▶ _PROBLEM REQUIREMENTS_
Show every line where "average" occurs.

▶ _Records from a data collection_
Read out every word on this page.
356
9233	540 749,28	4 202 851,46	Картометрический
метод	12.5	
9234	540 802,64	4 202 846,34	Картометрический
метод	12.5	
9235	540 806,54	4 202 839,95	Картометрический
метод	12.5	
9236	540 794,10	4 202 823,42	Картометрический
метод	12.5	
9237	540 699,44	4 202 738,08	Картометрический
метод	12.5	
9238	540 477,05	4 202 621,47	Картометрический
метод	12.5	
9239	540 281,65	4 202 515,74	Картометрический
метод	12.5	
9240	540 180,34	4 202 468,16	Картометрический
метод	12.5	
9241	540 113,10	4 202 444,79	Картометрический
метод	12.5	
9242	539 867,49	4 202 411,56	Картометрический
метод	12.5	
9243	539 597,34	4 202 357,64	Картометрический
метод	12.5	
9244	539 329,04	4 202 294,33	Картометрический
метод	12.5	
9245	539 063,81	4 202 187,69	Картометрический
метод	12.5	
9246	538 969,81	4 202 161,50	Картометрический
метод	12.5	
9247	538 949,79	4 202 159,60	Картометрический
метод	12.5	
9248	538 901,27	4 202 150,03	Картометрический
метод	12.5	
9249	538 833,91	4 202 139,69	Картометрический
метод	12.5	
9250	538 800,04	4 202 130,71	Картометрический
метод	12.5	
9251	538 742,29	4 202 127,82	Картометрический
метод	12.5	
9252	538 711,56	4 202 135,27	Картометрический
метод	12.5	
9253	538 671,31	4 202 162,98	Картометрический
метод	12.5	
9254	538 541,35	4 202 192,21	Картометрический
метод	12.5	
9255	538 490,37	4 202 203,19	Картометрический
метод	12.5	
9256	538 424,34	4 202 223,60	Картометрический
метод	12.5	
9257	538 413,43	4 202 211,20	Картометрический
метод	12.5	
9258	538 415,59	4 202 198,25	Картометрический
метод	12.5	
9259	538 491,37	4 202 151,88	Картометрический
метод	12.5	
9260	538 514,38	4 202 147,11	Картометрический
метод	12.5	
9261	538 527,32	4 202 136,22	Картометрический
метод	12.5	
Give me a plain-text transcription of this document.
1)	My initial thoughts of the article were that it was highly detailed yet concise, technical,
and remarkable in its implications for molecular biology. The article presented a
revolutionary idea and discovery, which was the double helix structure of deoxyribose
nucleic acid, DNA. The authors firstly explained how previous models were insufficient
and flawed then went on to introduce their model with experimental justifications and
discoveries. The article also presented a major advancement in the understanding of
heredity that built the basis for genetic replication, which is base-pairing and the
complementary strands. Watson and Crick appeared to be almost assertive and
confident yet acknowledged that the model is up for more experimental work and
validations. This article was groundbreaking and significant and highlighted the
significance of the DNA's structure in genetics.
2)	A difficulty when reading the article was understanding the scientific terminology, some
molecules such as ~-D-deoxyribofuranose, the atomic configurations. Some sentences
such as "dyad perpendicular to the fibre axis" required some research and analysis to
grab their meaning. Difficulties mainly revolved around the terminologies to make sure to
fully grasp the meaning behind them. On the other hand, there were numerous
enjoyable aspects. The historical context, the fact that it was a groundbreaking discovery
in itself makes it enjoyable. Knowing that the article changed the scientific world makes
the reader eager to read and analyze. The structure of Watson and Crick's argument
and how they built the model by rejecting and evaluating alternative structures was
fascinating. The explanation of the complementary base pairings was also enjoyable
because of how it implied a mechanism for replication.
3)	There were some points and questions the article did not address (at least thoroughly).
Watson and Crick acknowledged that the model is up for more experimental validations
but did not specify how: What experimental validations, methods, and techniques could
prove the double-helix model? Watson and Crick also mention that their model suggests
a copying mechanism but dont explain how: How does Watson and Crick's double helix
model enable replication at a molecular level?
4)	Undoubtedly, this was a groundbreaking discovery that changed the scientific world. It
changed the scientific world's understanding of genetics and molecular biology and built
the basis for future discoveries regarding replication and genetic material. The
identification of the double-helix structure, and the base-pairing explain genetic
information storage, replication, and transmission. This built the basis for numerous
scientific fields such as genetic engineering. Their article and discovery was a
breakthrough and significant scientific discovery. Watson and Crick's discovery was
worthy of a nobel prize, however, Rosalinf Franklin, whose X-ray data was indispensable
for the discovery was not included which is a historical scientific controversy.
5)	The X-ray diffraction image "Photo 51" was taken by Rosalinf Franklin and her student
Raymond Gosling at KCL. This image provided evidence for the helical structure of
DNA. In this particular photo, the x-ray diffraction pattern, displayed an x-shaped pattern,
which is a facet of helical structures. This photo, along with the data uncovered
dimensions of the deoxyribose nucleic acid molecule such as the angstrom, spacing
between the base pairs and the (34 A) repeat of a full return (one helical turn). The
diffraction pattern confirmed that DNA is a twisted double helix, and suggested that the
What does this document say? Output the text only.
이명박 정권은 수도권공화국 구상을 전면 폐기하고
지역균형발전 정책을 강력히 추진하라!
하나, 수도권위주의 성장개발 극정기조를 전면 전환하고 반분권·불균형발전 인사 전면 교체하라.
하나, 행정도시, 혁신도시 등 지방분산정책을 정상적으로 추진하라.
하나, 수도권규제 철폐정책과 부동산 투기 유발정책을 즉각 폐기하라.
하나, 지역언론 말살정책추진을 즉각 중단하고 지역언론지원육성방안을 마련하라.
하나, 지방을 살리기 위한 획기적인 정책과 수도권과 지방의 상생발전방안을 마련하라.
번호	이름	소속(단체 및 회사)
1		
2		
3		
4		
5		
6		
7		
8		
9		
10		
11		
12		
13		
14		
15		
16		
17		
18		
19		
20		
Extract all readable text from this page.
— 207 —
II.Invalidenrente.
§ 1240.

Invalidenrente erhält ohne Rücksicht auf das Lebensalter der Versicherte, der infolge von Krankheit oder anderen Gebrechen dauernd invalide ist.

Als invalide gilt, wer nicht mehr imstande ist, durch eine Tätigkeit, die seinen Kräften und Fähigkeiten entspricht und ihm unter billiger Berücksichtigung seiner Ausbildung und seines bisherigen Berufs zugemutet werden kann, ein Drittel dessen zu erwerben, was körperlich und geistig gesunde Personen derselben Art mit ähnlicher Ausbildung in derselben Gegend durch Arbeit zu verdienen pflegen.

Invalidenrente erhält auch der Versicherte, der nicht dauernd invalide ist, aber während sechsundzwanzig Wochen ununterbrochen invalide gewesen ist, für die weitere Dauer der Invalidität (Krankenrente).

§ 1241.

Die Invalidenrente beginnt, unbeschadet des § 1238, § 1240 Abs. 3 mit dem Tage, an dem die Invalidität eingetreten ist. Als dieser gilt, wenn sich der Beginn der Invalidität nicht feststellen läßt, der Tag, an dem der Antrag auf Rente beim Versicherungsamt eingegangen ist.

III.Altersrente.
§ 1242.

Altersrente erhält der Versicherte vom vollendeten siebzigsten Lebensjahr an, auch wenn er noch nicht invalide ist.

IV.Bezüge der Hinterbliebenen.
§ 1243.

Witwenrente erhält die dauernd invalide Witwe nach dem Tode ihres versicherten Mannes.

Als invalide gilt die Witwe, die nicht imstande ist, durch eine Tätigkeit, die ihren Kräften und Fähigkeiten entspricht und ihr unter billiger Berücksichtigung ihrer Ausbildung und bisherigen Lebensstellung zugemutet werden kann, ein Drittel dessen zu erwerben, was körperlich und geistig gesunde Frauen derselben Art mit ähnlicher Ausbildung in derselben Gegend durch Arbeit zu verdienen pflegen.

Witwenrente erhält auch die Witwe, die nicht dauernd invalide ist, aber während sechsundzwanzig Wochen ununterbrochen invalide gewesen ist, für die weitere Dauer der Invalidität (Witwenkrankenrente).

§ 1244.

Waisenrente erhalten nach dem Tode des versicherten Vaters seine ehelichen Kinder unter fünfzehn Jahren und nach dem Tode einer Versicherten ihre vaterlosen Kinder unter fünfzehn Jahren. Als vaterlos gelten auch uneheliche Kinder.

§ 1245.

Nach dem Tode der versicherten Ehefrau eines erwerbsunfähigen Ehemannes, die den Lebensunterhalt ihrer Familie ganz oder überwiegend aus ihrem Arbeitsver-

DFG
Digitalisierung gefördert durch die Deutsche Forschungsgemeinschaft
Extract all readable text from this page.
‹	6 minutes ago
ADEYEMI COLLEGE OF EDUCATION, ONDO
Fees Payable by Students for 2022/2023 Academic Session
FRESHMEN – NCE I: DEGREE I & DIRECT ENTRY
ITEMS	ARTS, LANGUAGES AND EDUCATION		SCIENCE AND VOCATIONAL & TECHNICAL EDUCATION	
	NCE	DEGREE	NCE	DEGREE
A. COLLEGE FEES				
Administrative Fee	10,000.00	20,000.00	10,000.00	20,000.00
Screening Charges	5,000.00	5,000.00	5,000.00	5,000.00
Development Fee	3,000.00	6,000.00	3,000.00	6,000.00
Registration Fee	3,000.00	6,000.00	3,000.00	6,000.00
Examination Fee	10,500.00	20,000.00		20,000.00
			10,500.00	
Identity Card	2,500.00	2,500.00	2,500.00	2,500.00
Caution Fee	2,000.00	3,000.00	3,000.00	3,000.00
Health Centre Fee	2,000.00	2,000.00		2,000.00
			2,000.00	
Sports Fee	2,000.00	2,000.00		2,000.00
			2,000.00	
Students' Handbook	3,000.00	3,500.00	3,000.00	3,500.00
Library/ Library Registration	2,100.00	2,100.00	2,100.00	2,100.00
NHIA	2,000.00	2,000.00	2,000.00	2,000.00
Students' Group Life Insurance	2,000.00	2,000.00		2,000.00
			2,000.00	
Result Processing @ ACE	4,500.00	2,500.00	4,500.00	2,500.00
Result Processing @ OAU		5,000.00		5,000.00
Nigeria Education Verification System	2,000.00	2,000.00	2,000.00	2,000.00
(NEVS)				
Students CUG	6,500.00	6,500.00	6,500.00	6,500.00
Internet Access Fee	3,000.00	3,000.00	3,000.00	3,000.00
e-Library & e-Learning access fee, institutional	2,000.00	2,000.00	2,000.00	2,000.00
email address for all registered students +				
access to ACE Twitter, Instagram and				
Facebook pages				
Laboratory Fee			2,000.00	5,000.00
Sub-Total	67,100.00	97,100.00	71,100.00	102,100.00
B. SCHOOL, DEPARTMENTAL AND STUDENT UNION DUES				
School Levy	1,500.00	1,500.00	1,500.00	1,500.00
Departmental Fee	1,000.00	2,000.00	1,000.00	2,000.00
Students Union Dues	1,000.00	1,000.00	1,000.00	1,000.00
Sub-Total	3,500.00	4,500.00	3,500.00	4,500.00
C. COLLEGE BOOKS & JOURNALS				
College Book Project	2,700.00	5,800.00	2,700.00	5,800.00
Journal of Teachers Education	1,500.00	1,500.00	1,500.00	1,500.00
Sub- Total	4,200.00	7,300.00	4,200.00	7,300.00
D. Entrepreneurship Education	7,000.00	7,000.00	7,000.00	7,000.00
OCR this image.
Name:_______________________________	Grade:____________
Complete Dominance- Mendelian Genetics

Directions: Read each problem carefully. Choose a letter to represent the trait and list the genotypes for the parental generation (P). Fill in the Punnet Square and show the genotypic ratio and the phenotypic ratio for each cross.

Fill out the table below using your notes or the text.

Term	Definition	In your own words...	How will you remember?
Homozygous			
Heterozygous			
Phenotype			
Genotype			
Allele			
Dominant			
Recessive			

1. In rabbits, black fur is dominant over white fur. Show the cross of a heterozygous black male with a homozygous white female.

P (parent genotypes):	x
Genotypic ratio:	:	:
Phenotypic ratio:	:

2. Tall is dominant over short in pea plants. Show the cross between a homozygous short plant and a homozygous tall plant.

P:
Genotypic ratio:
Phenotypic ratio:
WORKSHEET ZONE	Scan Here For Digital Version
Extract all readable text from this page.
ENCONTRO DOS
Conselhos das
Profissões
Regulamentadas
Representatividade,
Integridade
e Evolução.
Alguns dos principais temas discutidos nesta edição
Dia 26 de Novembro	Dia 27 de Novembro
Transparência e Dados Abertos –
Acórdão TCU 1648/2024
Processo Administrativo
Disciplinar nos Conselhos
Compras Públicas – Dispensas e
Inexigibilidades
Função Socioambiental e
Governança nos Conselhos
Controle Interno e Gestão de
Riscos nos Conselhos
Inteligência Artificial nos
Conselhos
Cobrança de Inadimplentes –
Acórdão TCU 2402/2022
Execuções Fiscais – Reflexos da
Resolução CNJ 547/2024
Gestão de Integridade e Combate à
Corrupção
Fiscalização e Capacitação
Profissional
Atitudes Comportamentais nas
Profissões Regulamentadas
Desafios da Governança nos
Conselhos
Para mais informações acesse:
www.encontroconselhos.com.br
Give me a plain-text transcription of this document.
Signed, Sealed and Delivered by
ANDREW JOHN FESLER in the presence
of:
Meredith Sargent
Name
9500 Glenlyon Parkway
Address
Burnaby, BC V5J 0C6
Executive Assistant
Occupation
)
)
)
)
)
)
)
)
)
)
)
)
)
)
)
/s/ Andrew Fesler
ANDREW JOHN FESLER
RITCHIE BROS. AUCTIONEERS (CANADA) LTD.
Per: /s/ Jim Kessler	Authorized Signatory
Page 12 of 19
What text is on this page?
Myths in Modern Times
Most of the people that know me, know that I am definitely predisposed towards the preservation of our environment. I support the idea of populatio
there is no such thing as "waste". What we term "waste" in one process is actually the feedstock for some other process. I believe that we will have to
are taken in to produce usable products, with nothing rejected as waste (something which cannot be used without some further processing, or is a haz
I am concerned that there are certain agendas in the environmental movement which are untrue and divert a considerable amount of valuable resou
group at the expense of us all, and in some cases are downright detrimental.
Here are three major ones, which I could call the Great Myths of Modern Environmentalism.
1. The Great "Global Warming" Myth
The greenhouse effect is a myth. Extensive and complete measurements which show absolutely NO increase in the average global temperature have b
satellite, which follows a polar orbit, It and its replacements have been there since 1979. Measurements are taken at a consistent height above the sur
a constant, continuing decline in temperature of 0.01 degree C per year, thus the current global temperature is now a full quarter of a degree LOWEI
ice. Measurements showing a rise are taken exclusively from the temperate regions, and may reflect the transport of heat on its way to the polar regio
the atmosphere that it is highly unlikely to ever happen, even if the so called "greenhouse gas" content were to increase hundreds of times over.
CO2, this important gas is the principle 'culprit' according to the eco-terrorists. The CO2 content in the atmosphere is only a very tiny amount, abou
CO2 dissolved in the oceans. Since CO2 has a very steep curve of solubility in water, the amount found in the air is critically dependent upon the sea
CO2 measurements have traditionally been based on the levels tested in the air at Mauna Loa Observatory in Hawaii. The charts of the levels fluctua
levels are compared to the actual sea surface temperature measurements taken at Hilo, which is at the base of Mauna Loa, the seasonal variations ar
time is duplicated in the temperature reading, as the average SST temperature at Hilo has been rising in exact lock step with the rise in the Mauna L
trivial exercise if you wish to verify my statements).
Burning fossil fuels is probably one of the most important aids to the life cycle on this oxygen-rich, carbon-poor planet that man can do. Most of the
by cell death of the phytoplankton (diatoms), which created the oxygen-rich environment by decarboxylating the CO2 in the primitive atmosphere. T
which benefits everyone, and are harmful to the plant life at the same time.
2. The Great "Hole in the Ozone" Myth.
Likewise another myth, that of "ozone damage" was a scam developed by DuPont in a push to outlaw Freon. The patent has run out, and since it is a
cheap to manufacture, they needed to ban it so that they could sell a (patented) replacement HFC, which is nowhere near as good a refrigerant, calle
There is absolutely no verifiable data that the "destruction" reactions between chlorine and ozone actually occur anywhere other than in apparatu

▶ _EXERCISE RESPONSE_
The greenhouse effect is a myth. Extensive and complete measurements which show absolutely NO increase in the average global temperature have b
time is duplicated in the temperature reading, as the average SST temperature at Hilo has been rising in exact lock step with the rise in the Mauna L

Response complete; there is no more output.